[Entries provided]:
= = = = =

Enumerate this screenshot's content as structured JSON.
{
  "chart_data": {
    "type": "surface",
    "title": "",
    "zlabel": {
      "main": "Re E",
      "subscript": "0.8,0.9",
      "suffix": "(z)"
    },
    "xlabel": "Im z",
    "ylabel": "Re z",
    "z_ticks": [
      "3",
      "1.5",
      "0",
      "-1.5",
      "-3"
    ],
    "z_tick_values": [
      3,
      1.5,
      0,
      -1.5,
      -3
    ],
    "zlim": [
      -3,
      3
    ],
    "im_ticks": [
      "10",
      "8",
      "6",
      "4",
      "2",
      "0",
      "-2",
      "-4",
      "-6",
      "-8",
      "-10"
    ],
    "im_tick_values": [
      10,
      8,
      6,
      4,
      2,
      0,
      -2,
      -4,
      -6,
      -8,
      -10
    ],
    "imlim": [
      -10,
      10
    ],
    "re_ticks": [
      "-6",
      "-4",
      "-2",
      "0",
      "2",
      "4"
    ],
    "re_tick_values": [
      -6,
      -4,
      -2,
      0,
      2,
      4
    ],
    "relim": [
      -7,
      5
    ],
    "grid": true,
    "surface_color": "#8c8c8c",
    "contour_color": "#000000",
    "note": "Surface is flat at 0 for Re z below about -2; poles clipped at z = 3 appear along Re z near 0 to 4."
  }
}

= = = = =

[Given request]:
The listing above must be transcribed exactly, line by line.

[Worked answer]:
Enumerate this screenshot's content as structured JSON.
{
  "chart_data": {
    "type": "surface",
    "title": "",
    "zlabel": {
      "main": "Re E",
      "subscript": "0.8,0.9",
      "suffix": "(z)"
    },
    "xlabel": "Im z",
    "ylabel": "Re z",
    "z_ticks": [
      "3",
      "1.5",
      "0",
      "-1.5",
      "-3"
    ],
    "z_tick_values": [
      3,
      1.5,
      0,
      -1.5,
      -3
    ],
    "zlim": [
      -3,
      3
    ],
    "im_ticks": [
      "10",
      "8",
      "6",
      "4",
      "2",
      "0",
      "-2",
      "-4",
      "-6",
      "-8",
      "-10"
    ],
    "im_tick_values": [
      10,
      8,
      6,
      4,
      2,
      0,
      -2,
      -4,
      -6,
      -8,
      -10
    ],
    "imlim": [
      -10,
      10
    ],
    "re_ticks": [
      "-6",
      "-4",
      "-2",
      "0",
      "2",
      "4"
    ],
    "re_tick_values": [
      -6,
      -4,
      -2,
      0,
      2,
      4
    ],
    "relim": [
      -7,
      5
    ],
    "grid": true,
    "surface_color": "#8c8c8c",
    "contour_color": "#000000",
    "note": "Surface is flat at 0 for Re z below about -2; poles clipped at z = 3 appear along Re z near 0 to 4."
  }
}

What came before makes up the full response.